AIM OF THE EXERCISE:
Copy all lines of the listing that include the string "Patched".

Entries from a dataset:
▽

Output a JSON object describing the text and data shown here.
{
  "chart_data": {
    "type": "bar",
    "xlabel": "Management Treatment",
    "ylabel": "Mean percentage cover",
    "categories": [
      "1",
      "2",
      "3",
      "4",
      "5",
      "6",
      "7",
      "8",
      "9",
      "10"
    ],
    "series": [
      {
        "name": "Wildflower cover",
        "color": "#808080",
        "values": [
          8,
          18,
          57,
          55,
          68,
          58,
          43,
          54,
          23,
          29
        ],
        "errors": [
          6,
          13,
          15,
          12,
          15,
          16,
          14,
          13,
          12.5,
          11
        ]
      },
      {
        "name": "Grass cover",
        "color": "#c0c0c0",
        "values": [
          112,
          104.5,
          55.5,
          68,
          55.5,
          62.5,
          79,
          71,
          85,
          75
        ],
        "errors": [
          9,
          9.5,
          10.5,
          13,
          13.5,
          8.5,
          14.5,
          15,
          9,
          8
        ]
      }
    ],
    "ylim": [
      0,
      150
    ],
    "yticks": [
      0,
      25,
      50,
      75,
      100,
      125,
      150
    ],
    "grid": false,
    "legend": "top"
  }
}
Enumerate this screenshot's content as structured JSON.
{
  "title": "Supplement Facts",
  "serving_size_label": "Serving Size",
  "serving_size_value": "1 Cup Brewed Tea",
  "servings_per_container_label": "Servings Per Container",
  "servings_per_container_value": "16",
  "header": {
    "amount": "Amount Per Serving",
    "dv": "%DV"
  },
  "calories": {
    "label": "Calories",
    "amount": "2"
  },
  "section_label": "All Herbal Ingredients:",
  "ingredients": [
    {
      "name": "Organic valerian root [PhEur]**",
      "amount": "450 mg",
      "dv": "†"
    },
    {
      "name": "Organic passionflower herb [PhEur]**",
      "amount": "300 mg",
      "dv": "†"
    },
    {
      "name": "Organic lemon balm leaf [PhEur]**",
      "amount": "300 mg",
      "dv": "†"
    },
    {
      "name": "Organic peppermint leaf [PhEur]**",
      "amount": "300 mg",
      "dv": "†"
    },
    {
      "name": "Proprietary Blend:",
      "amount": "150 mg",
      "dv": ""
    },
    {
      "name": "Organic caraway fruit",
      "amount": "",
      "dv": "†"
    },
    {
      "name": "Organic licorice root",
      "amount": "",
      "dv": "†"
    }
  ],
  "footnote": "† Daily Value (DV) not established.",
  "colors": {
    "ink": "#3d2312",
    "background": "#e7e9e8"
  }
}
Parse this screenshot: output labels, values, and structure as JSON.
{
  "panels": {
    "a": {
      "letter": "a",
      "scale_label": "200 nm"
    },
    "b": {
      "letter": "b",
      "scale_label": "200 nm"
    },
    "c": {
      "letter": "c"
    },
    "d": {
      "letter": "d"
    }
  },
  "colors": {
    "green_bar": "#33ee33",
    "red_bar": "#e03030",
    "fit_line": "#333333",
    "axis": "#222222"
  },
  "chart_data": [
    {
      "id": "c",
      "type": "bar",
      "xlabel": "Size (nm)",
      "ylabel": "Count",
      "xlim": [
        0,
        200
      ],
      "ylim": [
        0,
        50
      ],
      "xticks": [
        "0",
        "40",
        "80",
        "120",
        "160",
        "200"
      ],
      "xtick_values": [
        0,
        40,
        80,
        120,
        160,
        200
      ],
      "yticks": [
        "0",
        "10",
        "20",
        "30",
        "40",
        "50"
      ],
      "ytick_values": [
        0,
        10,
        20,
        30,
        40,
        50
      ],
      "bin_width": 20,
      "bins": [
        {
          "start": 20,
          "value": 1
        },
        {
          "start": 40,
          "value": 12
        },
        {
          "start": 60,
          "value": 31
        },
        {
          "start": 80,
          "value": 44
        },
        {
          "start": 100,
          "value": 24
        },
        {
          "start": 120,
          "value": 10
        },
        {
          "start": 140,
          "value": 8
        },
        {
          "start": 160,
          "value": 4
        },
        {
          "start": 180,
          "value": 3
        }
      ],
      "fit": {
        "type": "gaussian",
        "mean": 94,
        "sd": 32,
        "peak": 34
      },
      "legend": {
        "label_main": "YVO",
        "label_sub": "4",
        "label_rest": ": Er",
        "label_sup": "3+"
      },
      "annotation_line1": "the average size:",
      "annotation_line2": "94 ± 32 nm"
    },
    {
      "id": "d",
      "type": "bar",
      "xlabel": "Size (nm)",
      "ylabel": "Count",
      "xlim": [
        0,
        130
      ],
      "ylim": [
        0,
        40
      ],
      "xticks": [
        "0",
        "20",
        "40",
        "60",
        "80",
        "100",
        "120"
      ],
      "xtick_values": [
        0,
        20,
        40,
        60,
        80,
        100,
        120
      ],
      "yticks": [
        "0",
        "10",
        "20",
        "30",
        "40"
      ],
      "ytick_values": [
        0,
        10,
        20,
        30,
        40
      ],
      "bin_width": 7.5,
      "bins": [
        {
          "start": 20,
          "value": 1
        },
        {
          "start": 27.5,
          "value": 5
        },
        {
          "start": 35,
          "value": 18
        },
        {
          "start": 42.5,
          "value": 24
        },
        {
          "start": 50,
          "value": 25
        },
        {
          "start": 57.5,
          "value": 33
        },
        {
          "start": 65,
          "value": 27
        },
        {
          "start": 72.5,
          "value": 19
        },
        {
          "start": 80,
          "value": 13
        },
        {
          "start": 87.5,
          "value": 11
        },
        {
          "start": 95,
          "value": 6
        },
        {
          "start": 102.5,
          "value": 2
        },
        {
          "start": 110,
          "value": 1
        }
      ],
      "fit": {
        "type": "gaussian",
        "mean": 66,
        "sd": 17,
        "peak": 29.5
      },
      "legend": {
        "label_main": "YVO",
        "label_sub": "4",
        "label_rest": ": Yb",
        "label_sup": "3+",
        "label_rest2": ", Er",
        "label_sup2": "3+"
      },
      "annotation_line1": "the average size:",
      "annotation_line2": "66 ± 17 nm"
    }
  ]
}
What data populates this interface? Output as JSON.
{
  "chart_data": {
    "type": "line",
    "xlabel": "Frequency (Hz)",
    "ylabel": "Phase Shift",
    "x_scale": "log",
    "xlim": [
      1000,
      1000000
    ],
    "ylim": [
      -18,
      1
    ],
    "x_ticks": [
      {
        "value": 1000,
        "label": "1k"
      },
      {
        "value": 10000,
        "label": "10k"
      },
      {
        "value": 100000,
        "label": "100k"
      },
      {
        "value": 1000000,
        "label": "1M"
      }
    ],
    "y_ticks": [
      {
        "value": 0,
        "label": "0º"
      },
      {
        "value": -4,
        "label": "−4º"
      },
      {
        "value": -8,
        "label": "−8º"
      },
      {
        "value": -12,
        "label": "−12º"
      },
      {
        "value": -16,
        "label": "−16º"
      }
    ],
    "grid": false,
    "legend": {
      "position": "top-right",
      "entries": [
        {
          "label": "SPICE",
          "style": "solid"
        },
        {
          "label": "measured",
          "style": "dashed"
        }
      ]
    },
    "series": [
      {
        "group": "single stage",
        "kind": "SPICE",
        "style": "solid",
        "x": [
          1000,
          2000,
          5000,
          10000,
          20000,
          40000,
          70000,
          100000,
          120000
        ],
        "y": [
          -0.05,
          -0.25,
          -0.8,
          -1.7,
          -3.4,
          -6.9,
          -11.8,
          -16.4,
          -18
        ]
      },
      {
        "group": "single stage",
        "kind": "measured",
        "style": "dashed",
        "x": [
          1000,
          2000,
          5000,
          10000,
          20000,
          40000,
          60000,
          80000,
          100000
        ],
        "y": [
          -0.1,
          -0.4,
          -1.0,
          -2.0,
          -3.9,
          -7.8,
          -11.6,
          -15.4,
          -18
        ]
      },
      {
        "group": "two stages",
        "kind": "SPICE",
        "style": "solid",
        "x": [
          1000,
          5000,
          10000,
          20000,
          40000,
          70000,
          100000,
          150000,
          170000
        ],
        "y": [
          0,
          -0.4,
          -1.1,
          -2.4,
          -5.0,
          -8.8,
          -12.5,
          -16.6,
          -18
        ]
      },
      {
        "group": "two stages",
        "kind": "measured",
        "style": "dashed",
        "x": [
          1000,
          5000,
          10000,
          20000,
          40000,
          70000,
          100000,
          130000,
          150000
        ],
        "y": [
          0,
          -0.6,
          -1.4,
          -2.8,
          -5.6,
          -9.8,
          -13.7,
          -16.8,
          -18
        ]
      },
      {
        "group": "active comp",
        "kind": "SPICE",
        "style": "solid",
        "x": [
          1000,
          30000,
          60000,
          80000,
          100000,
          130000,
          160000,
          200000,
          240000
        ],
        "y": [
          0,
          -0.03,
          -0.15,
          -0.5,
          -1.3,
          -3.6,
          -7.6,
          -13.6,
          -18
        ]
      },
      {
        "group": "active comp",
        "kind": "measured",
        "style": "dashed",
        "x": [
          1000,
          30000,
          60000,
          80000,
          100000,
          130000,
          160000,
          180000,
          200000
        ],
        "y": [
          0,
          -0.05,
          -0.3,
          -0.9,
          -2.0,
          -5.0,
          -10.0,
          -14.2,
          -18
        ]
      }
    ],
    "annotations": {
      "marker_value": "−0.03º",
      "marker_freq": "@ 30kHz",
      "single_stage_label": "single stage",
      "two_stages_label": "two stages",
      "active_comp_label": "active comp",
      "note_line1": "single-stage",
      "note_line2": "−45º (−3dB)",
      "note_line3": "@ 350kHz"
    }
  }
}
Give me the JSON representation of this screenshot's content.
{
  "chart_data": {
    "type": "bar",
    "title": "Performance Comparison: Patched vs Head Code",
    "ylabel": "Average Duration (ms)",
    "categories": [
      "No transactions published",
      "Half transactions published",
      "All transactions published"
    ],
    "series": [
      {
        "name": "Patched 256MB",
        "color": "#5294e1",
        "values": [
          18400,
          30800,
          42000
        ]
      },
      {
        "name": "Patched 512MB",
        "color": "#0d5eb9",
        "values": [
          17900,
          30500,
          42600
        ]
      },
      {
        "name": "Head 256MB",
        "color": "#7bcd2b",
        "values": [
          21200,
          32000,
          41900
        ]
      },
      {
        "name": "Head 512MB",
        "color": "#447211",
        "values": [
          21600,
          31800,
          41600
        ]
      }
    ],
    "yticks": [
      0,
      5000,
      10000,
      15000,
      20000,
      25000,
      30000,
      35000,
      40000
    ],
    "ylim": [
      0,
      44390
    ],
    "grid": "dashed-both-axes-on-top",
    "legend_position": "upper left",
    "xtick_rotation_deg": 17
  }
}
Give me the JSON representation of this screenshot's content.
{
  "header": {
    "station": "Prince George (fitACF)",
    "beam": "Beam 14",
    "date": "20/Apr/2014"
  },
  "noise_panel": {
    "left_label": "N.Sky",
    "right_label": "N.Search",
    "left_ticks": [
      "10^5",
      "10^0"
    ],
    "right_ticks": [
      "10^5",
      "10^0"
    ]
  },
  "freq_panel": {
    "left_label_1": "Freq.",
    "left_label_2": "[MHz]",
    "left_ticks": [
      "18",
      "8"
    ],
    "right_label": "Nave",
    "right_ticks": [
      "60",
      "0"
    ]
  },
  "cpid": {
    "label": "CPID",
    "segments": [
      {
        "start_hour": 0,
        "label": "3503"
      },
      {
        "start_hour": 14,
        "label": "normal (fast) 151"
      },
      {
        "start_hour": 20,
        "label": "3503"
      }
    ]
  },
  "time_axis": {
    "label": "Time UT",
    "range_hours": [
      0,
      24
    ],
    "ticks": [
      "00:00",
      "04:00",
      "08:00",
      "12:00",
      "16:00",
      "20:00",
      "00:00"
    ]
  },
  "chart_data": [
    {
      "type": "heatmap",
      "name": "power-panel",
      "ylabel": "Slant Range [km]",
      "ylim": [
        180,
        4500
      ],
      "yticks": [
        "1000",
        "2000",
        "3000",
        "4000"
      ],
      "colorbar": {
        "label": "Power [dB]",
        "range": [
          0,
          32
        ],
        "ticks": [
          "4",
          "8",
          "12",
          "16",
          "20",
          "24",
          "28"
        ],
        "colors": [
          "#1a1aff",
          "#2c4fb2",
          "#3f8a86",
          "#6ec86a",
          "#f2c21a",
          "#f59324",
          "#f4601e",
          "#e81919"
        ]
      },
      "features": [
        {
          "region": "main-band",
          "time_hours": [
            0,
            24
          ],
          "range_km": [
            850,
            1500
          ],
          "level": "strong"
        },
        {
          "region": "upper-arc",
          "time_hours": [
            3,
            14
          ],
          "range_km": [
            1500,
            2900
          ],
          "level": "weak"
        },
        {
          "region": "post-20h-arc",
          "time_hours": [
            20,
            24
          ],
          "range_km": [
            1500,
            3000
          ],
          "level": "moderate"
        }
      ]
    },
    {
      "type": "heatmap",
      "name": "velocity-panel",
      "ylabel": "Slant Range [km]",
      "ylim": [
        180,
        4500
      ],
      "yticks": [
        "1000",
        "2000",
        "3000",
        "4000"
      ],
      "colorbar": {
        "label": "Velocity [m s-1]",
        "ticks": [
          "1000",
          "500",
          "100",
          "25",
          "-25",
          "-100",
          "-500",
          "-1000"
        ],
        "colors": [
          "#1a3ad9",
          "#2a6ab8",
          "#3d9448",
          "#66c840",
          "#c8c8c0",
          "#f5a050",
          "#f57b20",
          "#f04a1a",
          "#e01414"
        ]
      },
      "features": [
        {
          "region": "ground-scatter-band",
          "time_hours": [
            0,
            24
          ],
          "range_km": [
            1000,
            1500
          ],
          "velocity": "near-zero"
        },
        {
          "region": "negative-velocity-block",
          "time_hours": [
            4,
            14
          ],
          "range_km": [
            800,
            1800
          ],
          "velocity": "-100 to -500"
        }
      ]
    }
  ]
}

△

RESPONSE TO THE EXERCISE:
    "title": "Performance Comparison: Patched vs Head Code",
        "name": "Patched 256MB",
        "name": "Patched 512MB",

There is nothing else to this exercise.